(Saved data entries):
- - - - - - -

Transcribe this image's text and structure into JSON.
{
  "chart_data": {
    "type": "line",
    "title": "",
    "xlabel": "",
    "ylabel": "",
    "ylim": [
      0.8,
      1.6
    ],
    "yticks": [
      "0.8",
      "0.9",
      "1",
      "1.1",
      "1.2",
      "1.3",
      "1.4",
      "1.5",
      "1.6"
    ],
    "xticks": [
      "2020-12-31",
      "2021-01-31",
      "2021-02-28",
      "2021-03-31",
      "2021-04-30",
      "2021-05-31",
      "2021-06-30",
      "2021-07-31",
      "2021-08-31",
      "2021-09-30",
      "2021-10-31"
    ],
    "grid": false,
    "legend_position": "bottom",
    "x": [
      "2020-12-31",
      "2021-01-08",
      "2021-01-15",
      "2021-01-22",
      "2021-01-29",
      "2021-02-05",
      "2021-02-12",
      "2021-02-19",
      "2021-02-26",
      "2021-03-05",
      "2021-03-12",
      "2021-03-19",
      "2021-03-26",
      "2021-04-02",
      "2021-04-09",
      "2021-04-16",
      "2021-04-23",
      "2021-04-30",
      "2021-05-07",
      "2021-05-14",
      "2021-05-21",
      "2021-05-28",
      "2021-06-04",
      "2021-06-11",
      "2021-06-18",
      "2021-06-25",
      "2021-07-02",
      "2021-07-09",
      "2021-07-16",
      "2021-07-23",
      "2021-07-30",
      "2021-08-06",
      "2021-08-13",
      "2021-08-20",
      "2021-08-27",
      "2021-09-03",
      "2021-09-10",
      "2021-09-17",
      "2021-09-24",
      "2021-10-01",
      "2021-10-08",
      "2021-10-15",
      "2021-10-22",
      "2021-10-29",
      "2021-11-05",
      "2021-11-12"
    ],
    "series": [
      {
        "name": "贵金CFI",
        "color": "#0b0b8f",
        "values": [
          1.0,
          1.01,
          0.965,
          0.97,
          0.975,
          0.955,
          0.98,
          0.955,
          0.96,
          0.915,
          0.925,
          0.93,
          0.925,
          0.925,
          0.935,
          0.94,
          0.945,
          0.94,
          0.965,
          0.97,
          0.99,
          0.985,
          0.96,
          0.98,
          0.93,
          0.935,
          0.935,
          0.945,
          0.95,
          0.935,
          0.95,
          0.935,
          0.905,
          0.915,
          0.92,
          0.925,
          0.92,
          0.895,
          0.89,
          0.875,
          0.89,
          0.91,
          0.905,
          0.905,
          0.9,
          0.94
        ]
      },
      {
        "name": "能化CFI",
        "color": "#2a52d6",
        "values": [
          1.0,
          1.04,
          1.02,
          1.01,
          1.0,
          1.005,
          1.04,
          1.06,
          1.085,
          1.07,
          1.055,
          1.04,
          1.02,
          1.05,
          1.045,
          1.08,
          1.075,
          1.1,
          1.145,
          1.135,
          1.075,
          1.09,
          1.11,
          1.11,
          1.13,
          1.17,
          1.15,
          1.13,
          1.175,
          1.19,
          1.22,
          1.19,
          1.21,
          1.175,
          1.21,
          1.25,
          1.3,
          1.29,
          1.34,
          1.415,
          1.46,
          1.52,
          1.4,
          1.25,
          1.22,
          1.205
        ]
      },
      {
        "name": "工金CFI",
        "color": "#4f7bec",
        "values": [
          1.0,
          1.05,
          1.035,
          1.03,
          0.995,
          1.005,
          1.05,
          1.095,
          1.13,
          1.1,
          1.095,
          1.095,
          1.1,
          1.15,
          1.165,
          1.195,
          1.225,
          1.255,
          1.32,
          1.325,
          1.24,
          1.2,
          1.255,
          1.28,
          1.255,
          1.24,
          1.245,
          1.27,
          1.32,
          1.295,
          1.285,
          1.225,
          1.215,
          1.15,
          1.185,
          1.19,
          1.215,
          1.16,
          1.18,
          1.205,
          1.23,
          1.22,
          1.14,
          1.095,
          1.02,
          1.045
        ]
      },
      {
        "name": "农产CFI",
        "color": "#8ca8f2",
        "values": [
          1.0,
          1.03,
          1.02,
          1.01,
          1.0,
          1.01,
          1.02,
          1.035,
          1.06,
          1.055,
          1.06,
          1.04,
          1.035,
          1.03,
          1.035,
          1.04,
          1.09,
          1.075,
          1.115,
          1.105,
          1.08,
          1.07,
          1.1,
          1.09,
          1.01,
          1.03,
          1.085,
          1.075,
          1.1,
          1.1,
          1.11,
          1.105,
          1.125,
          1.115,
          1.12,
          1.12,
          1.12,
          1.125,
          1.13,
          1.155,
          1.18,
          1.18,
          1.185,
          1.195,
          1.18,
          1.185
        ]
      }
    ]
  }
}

- - - - - - -

(Problem description):
Transcribe the full listing above without leaving anything out.

(Finished task):
Transcribe this image's text and structure into JSON.
{
  "chart_data": {
    "type": "line",
    "title": "",
    "xlabel": "",
    "ylabel": "",
    "ylim": [
      0.8,
      1.6
    ],
    "yticks": [
      "0.8",
      "0.9",
      "1",
      "1.1",
      "1.2",
      "1.3",
      "1.4",
      "1.5",
      "1.6"
    ],
    "xticks": [
      "2020-12-31",
      "2021-01-31",
      "2021-02-28",
      "2021-03-31",
      "2021-04-30",
      "2021-05-31",
      "2021-06-30",
      "2021-07-31",
      "2021-08-31",
      "2021-09-30",
      "2021-10-31"
    ],
    "grid": false,
    "legend_position": "bottom",
    "x": [
      "2020-12-31",
      "2021-01-08",
      "2021-01-15",
      "2021-01-22",
      "2021-01-29",
      "2021-02-05",
      "2021-02-12",
      "2021-02-19",
      "2021-02-26",
      "2021-03-05",
      "2021-03-12",
      "2021-03-19",
      "2021-03-26",
      "2021-04-02",
      "2021-04-09",
      "2021-04-16",
      "2021-04-23",
      "2021-04-30",
      "2021-05-07",
      "2021-05-14",
      "2021-05-21",
      "2021-05-28",
      "2021-06-04",
      "2021-06-11",
      "2021-06-18",
      "2021-06-25",
      "2021-07-02",
      "2021-07-09",
      "2021-07-16",
      "2021-07-23",
      "2021-07-30",
      "2021-08-06",
      "2021-08-13",
      "2021-08-20",
      "2021-08-27",
      "2021-09-03",
      "2021-09-10",
      "2021-09-17",
      "2021-09-24",
      "2021-10-01",
      "2021-10-08",
      "2021-10-15",
      "2021-10-22",
      "2021-10-29",
      "2021-11-05",
      "2021-11-12"
    ],
    "series": [
      {
        "name": "贵金CFI",
        "color": "#0b0b8f",
        "values": [
          1.0,
          1.01,
          0.965,
          0.97,
          0.975,
          0.955,
          0.98,
          0.955,
          0.96,
          0.915,
          0.925,
          0.93,
          0.925,
          0.925,
          0.935,
          0.94,
          0.945,
          0.94,
          0.965,
          0.97,
          0.99,
          0.985,
          0.96,
          0.98,
          0.93,
          0.935,
          0.935,
          0.945,
          0.95,
          0.935,
          0.95,
          0.935,
          0.905,
          0.915,
          0.92,
          0.925,
          0.92,
          0.895,
          0.89,
          0.875,
          0.89,
          0.91,
          0.905,
          0.905,
          0.9,
          0.94
        ]
      },
      {
        "name": "能化CFI",
        "color": "#2a52d6",
        "values": [
          1.0,
          1.04,
          1.02,
          1.01,
          1.0,
          1.005,
          1.04,
          1.06,
          1.085,
          1.07,
          1.055,
          1.04,
          1.02,
          1.05,
          1.045,
          1.08,
          1.075,
          1.1,
          1.145,
          1.135,
          1.075,
          1.09,
          1.11,
          1.11,
          1.13,
          1.17,
          1.15,
          1.13,
          1.175,
          1.19,
          1.22,
          1.19,
          1.21,
          1.175,
          1.21,
          1.25,
          1.3,
          1.29,
          1.34,
          1.415,
          1.46,
          1.52,
          1.4,
          1.25,
          1.22,
          1.205
        ]
      },
      {
        "name": "工金CFI",
        "color": "#4f7bec",
        "values": [
          1.0,
          1.05,
          1.035,
          1.03,
          0.995,
          1.005,
          1.05,
          1.095,
          1.13,
          1.1,
          1.095,
          1.095,
          1.1,
          1.15,
          1.165,
          1.195,
          1.225,
          1.255,
          1.32,
          1.325,
          1.24,
          1.2,
          1.255,
          1.28,
          1.255,
          1.24,
          1.245,
          1.27,
          1.32,
          1.295,
          1.285,
          1.225,
          1.215,
          1.15,
          1.185,
          1.19,
          1.215,
          1.16,
          1.18,
          1.205,
          1.23,
          1.22,
          1.14,
          1.095,
          1.02,
          1.045
        ]
      },
      {
        "name": "农产CFI",
        "color": "#8ca8f2",
        "values": [
          1.0,
          1.03,
          1.02,
          1.01,
          1.0,
          1.01,
          1.02,
          1.035,
          1.06,
          1.055,
          1.06,
          1.04,
          1.035,
          1.03,
          1.035,
          1.04,
          1.09,
          1.075,
          1.115,
          1.105,
          1.08,
          1.07,
          1.1,
          1.09,
          1.01,
          1.03,
          1.085,
          1.075,
          1.1,
          1.1,
          1.11,
          1.105,
          1.125,
          1.115,
          1.12,
          1.12,
          1.12,
          1.125,
          1.13,
          1.155,
          1.18,
          1.18,
          1.185,
          1.195,
          1.18,
          1.185
        ]
      }
    ]
  }
}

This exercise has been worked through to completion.